Records provided

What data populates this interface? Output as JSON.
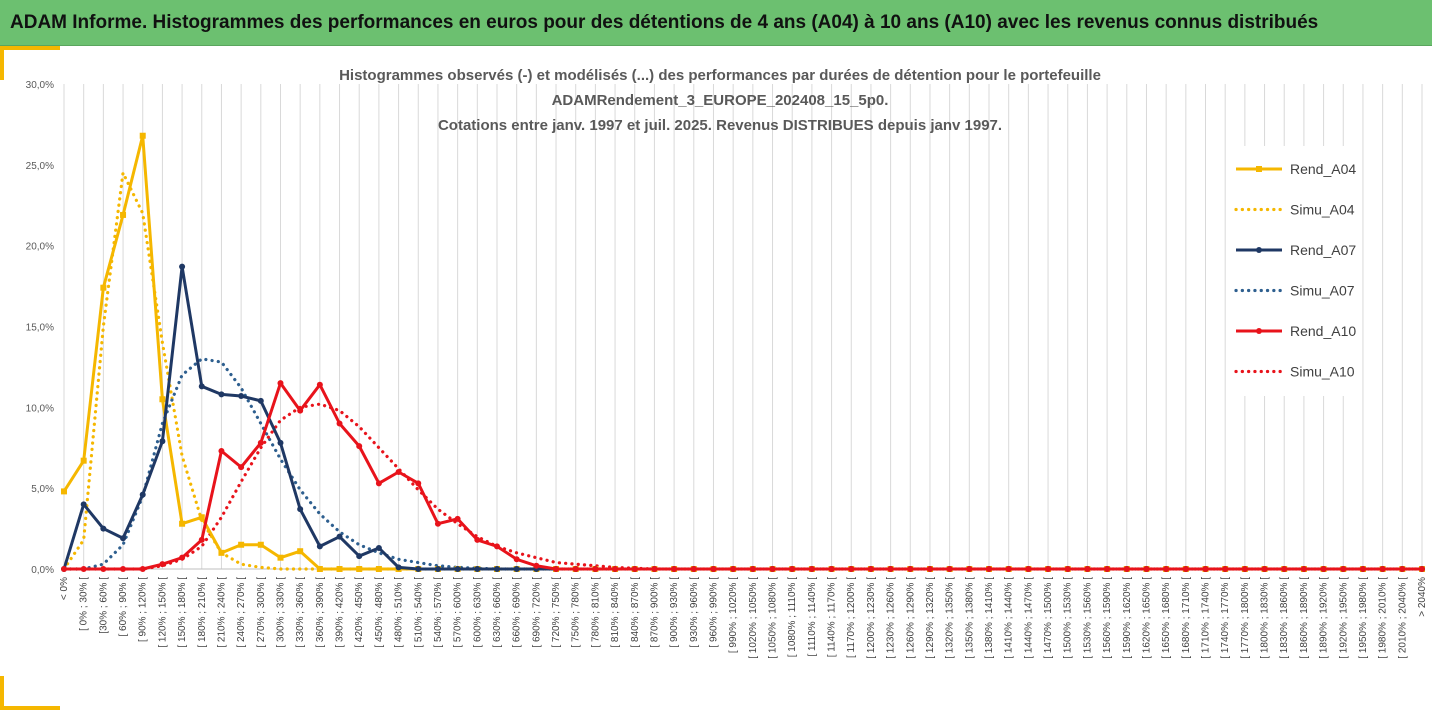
{
  "header": {
    "title": "ADAM Informe. Histogrammes des performances en euros pour des détentions de 4 ans (A04) à 10 ans (A10) avec les revenus connus distribués"
  },
  "colors": {
    "banner": "#6cc070",
    "A04": "#f5b700",
    "A07": "#1f3864",
    "A07_simu": "#2e5f8f",
    "A10": "#e8131b",
    "grid": "#d9d9d9"
  },
  "chart_data": {
    "type": "line",
    "title_lines": [
      "Histogrammes observés (-) et modélisés (...) des performances par durées de détention pour le portefeuille",
      "ADAMRendement_3_EUROPE_202408_15_5p0.",
      "Cotations entre janv. 1997 et juil. 2025. Revenus DISTRIBUES depuis janv 1997."
    ],
    "ylim": [
      0,
      30
    ],
    "yticks": [
      "0,0%",
      "5,0%",
      "10,0%",
      "15,0%",
      "20,0%",
      "25,0%",
      "30,0%"
    ],
    "grid": "vertical",
    "legend_position": "right",
    "categories": [
      "< 0%",
      "[ 0% ; 30% [",
      "[30% ; 60% [",
      "[ 60% ; 90% [",
      "[ 90% ; 120% [",
      "[ 120% ; 150% [",
      "[ 150% ; 180% [",
      "[ 180% ; 210% [",
      "[ 210% ; 240% [",
      "[ 240% ; 270% [",
      "[ 270% ; 300% [",
      "[ 300% ; 330% [",
      "[ 330% ; 360% [",
      "[ 360% ; 390% [",
      "[ 390% ; 420% [",
      "[ 420% ; 450% [",
      "[ 450% ; 480% [",
      "[ 480% ; 510% [",
      "[ 510% ; 540% [",
      "[ 540% ; 570% [",
      "[ 570% ; 600% [",
      "[ 600% ; 630% [",
      "[ 630% ; 660% [",
      "[ 660% ; 690% [",
      "[ 690% ; 720% [",
      "[ 720% ; 750% [",
      "[ 750% ; 780% [",
      "[ 780% ; 810% [",
      "[ 810% ; 840% [",
      "[ 840% ; 870% [",
      "[ 870% ; 900% [",
      "[ 900% ; 930% [",
      "[ 930% ; 960% [",
      "[ 960% ; 990% [",
      "[ 990% ; 1020% [",
      "[ 1020% ; 1050% [",
      "[ 1050% ; 1080% [",
      "[ 1080% ; 1110% [",
      "[ 1110% ; 1140% [",
      "[ 1140% ; 1170% [",
      "[ 1170% ; 1200% [",
      "[ 1200% ; 1230% [",
      "[ 1230% ; 1260% [",
      "[ 1260% ; 1290% [",
      "[ 1290% ; 1320% [",
      "[ 1320% ; 1350% [",
      "[ 1350% ; 1380% [",
      "[ 1380% ; 1410% [",
      "[ 1410% ; 1440% [",
      "[ 1440% ; 1470% [",
      "[ 1470% ; 1500% [",
      "[ 1500% ; 1530% [",
      "[ 1530% ; 1560% [",
      "[ 1560% ; 1590% [",
      "[ 1590% ; 1620% [",
      "[ 1620% ; 1650% [",
      "[ 1650% ; 1680% [",
      "[ 1680% ; 1710% [",
      "[ 1710% ; 1740% [",
      "[ 1740% ; 1770% [",
      "[ 1770% ; 1800% [",
      "[ 1800% ; 1830% [",
      "[ 1830% ; 1860% [",
      "[ 1860% ; 1890% [",
      "[ 1890% ; 1920% [",
      "[ 1920% ; 1950% [",
      "[ 1950% ; 1980% [",
      "[ 1980% ; 2010% [",
      "[ 2010% ; 2040% [",
      "> 2040%"
    ],
    "series": [
      {
        "name": "Rend_A04",
        "style": "solid",
        "color": "#f5b700",
        "values": [
          4.8,
          6.7,
          17.4,
          21.9,
          26.8,
          10.5,
          2.8,
          3.2,
          1.0,
          1.5,
          1.5,
          0.7,
          1.1,
          0,
          0,
          0,
          0,
          0,
          0,
          0,
          0,
          0,
          0,
          0,
          0,
          0,
          0,
          0,
          0,
          0,
          0,
          0,
          0,
          0,
          0,
          0,
          0,
          0,
          0,
          0,
          0,
          0,
          0,
          0,
          0,
          0,
          0,
          0,
          0,
          0,
          0,
          0,
          0,
          0,
          0,
          0,
          0,
          0,
          0,
          0,
          0,
          0,
          0,
          0,
          0,
          0,
          0,
          0,
          0,
          0
        ]
      },
      {
        "name": "Simu_A04",
        "style": "dotted",
        "color": "#f5b700",
        "values": [
          0,
          1.8,
          15.0,
          24.5,
          22.0,
          14.0,
          7.0,
          3.0,
          1.0,
          0.3,
          0.1,
          0,
          0,
          0,
          0,
          0,
          0,
          0,
          0,
          0,
          0,
          0,
          0,
          0,
          0,
          0,
          0,
          0,
          0,
          0,
          0,
          0,
          0,
          0,
          0,
          0,
          0,
          0,
          0,
          0,
          0,
          0,
          0,
          0,
          0,
          0,
          0,
          0,
          0,
          0,
          0,
          0,
          0,
          0,
          0,
          0,
          0,
          0,
          0,
          0,
          0,
          0,
          0,
          0,
          0,
          0,
          0,
          0,
          0,
          0
        ]
      },
      {
        "name": "Rend_A07",
        "style": "solid",
        "color": "#1f3864",
        "values": [
          0,
          4.0,
          2.5,
          1.9,
          4.6,
          7.9,
          18.7,
          11.3,
          10.8,
          10.7,
          10.4,
          7.8,
          3.7,
          1.4,
          2.0,
          0.8,
          1.3,
          0.1,
          0,
          0,
          0,
          0,
          0,
          0,
          0,
          0,
          0,
          0,
          0,
          0,
          0,
          0,
          0,
          0,
          0,
          0,
          0,
          0,
          0,
          0,
          0,
          0,
          0,
          0,
          0,
          0,
          0,
          0,
          0,
          0,
          0,
          0,
          0,
          0,
          0,
          0,
          0,
          0,
          0,
          0,
          0,
          0,
          0,
          0,
          0,
          0,
          0,
          0,
          0,
          0
        ]
      },
      {
        "name": "Simu_A07",
        "style": "dotted",
        "color": "#2e5f8f",
        "values": [
          0,
          0,
          0.3,
          1.5,
          4.5,
          9.0,
          12.0,
          13.0,
          12.8,
          11.2,
          9.0,
          6.8,
          4.9,
          3.4,
          2.3,
          1.5,
          1.0,
          0.6,
          0.4,
          0.2,
          0.1,
          0.05,
          0,
          0,
          0,
          0,
          0,
          0,
          0,
          0,
          0,
          0,
          0,
          0,
          0,
          0,
          0,
          0,
          0,
          0,
          0,
          0,
          0,
          0,
          0,
          0,
          0,
          0,
          0,
          0,
          0,
          0,
          0,
          0,
          0,
          0,
          0,
          0,
          0,
          0,
          0,
          0,
          0,
          0,
          0,
          0,
          0,
          0,
          0,
          0
        ]
      },
      {
        "name": "Rend_A10",
        "style": "solid",
        "color": "#e8131b",
        "values": [
          0,
          0,
          0,
          0,
          0,
          0.3,
          0.7,
          1.8,
          7.3,
          6.3,
          7.8,
          11.5,
          9.8,
          11.4,
          9.0,
          7.6,
          5.3,
          6.0,
          5.3,
          2.8,
          3.1,
          1.8,
          1.4,
          0.6,
          0.2,
          0,
          0,
          0,
          0,
          0,
          0,
          0,
          0,
          0,
          0,
          0,
          0,
          0,
          0,
          0,
          0,
          0,
          0,
          0,
          0,
          0,
          0,
          0,
          0,
          0,
          0,
          0,
          0,
          0,
          0,
          0,
          0,
          0,
          0,
          0,
          0,
          0,
          0,
          0,
          0,
          0,
          0,
          0,
          0,
          0
        ]
      },
      {
        "name": "Simu_A10",
        "style": "dotted",
        "color": "#e8131b",
        "values": [
          0,
          0,
          0,
          0,
          0,
          0.2,
          0.6,
          1.4,
          3.2,
          5.4,
          7.5,
          9.2,
          10.0,
          10.2,
          9.8,
          8.8,
          7.5,
          6.2,
          4.9,
          3.7,
          2.8,
          2.0,
          1.4,
          1.0,
          0.7,
          0.4,
          0.3,
          0.2,
          0.1,
          0.05,
          0,
          0,
          0,
          0,
          0,
          0,
          0,
          0,
          0,
          0,
          0,
          0,
          0,
          0,
          0,
          0,
          0,
          0,
          0,
          0,
          0,
          0,
          0,
          0,
          0,
          0,
          0,
          0,
          0,
          0,
          0,
          0,
          0,
          0,
          0,
          0,
          0,
          0,
          0,
          0
        ]
      }
    ]
  }
}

Description of the task
Scan the records above for the string "name", then select every line that holds it.

Written response
        "name": "Rend_A04",
        "name": "Simu_A04",
        "name": "Rend_A07",
        "name": "Simu_A07",
        "name": "Rend_A10",
        "name": "Simu_A10",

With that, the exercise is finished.